TASK DETAILS: Set each record down exactly, excluding all images.
___ INPUT RECORDS
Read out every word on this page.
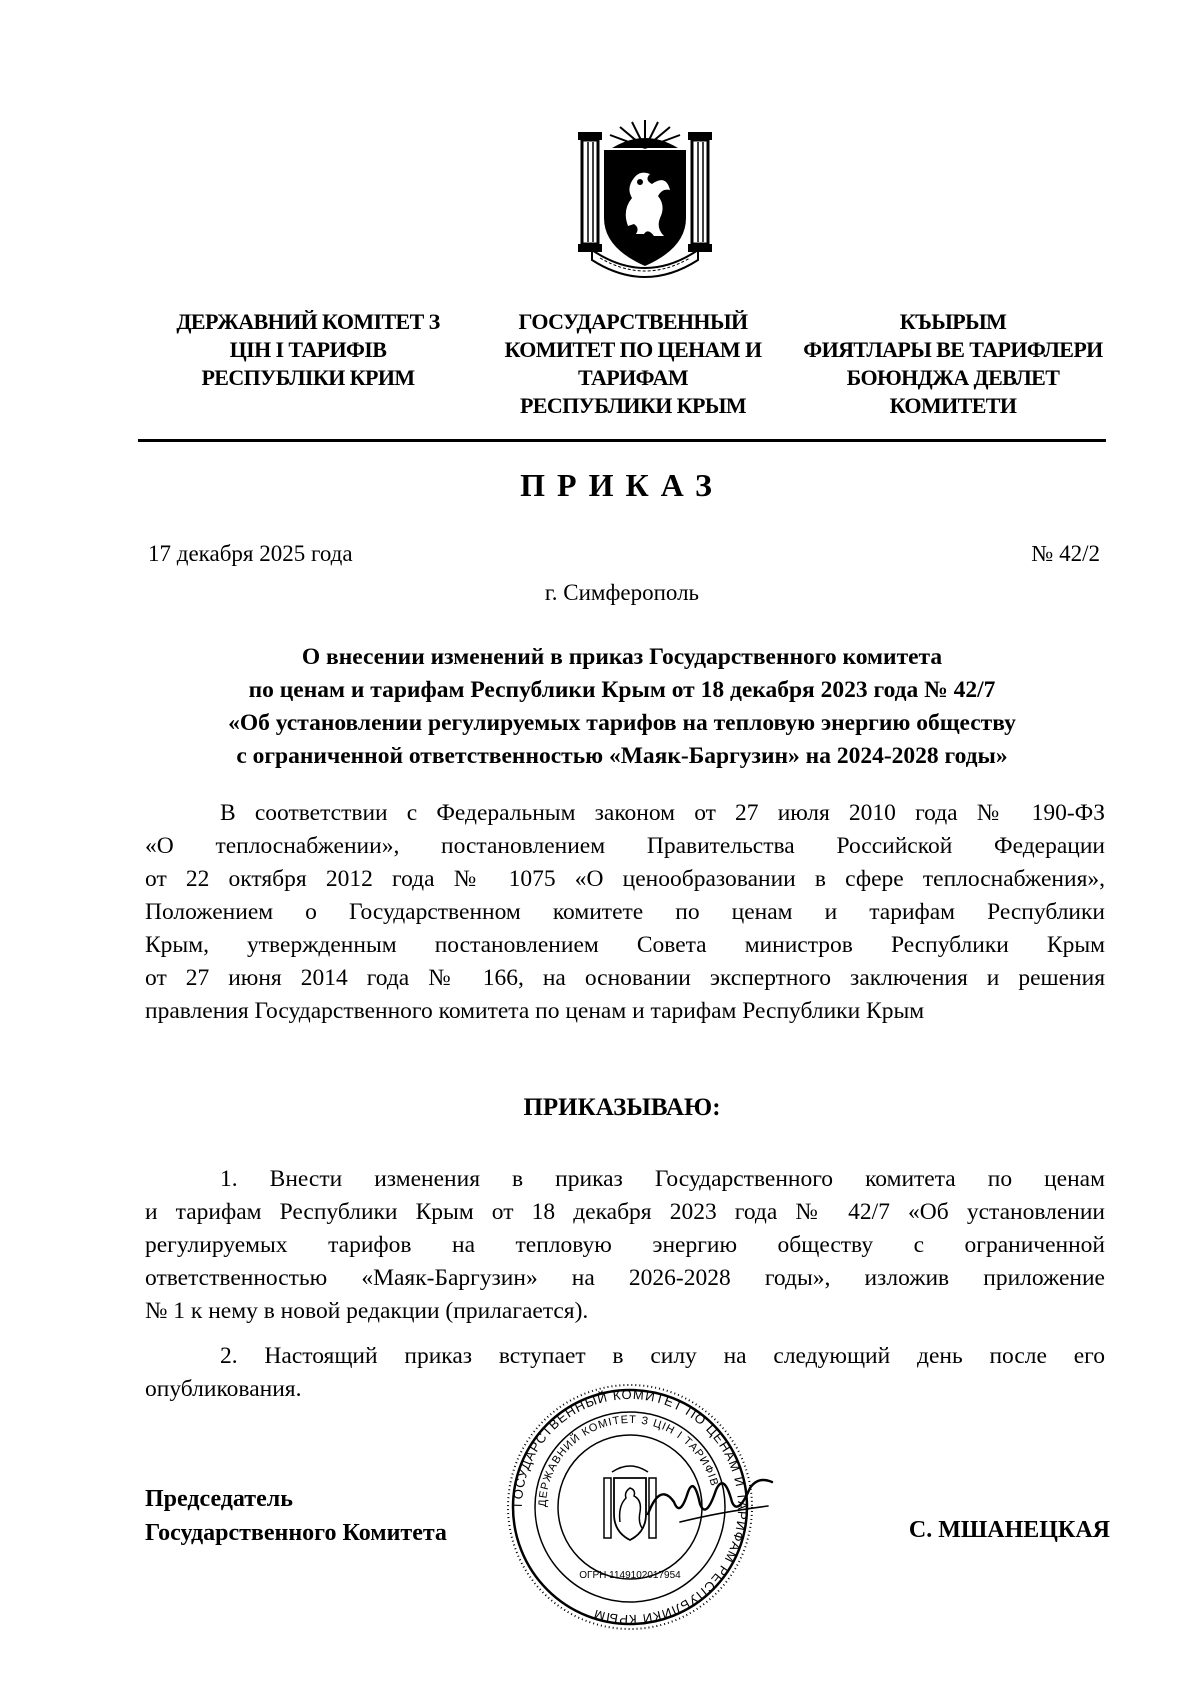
ДЕРЖАВНИЙ КОМІТЕТ З
ЦІН І ТАРИФІВ
РЕСПУБЛІКИ КРИМ
ГОСУДАРСТВЕННЫЙ
КОМИТЕТ ПО ЦЕНАМ И
ТАРИФАМ
РЕСПУБЛИКИ КРЫМ
КЪЫРЫМ
ФИЯТЛАРЫ ВЕ ТАРИФЛЕРИ
БОЮНДЖА ДЕВЛЕТ
КОМИТЕТИ
ПРИКАЗ
17 декабря 2025 года	№ 42/2
г. Симферополь
О внесении изменений в приказ Государственного комитета
по ценам и тарифам Республики Крым от 18 декабря 2023 года № 42/7
«Об установлении регулируемых тарифов на тепловую энергию обществу
с ограниченной ответственностью «Маяк-Баргузин» на 2024-2028 годы»
В соответствии с Федеральным законом от 27 июля 2010 года № 190-ФЗ
«О теплоснабжении», постановлением Правительства Российской Федерации
от 22 октября 2012 года № 1075 «О ценообразовании в сфере теплоснабжения»,
Положением о Государственном комитете по ценам и тарифам Республики
Крым, утвержденным постановлением Совета министров Республики Крым
от 27 июня 2014 года № 166, на основании экспертного заключения и решения
правления Государственного комитета по ценам и тарифам Республики Крым
ПРИКАЗЫВАЮ:
1. Внести изменения в приказ Государственного комитета по ценам
и тарифам Республики Крым от 18 декабря 2023 года № 42/7 «Об установлении
регулируемых тарифов на тепловую энергию обществу с ограниченной
ответственностью «Маяк-Баргузин» на 2026-2028 годы», изложив приложение
№ 1 к нему в новой редакции (прилагается).
2. Настоящий приказ вступает в силу на следующий день после его
опубликования.
ГОСУДАРСТВЕННЫЙ КОМИТЕТ ПО ЦЕНАМ И ТАРИФАМ РЕСПУБЛИКИ КРЫМ
ДЕРЖАВНИЙ КОМІТЕТ З ЦІН І ТАРИФІВ
ОГРН 1149102017954
Председатель
Государственного Комитета	С. МШАНЕЦКАЯ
______
SOLUTION TO THIS PROBLEM:
Read out every word on this page.
ДЕРЖАВНИЙ КОМІТЕТ З
ЦІН І ТАРИФІВ
РЕСПУБЛІКИ КРИМ
ГОСУДАРСТВЕННЫЙ
КОМИТЕТ ПО ЦЕНАМ И
ТАРИФАМ
РЕСПУБЛИКИ КРЫМ
КЪЫРЫМ
ФИЯТЛАРЫ ВЕ ТАРИФЛЕРИ
БОЮНДЖА ДЕВЛЕТ
КОМИТЕТИ
ПРИКАЗ
17 декабря 2025 года	№ 42/2
г. Симферополь
О внесении изменений в приказ Государственного комитета
по ценам и тарифам Республики Крым от 18 декабря 2023 года № 42/7
«Об установлении регулируемых тарифов на тепловую энергию обществу
с ограниченной ответственностью «Маяк-Баргузин» на 2024-2028 годы»
В соответствии с Федеральным законом от 27 июля 2010 года № 190-ФЗ
«О теплоснабжении», постановлением Правительства Российской Федерации
от 22 октября 2012 года № 1075 «О ценообразовании в сфере теплоснабжения»,
Положением о Государственном комитете по ценам и тарифам Республики
Крым, утвержденным постановлением Совета министров Республики Крым
от 27 июня 2014 года № 166, на основании экспертного заключения и решения
правления Государственного комитета по ценам и тарифам Республики Крым
ПРИКАЗЫВАЮ:
1. Внести изменения в приказ Государственного комитета по ценам
и тарифам Республики Крым от 18 декабря 2023 года № 42/7 «Об установлении
регулируемых тарифов на тепловую энергию обществу с ограниченной
ответственностью «Маяк-Баргузин» на 2026-2028 годы», изложив приложение
№ 1 к нему в новой редакции (прилагается).
2. Настоящий приказ вступает в силу на следующий день после его
опубликования.
ГОСУДАРСТВЕННЫЙ КОМИТЕТ ПО ЦЕНАМ И ТАРИФАМ РЕСПУБЛИКИ КРЫМ
ДЕРЖАВНИЙ КОМІТЕТ З ЦІН І ТАРИФІВ
ОГРН 1149102017954
Председатель
Государственного Комитета	С. МШАНЕЦКАЯ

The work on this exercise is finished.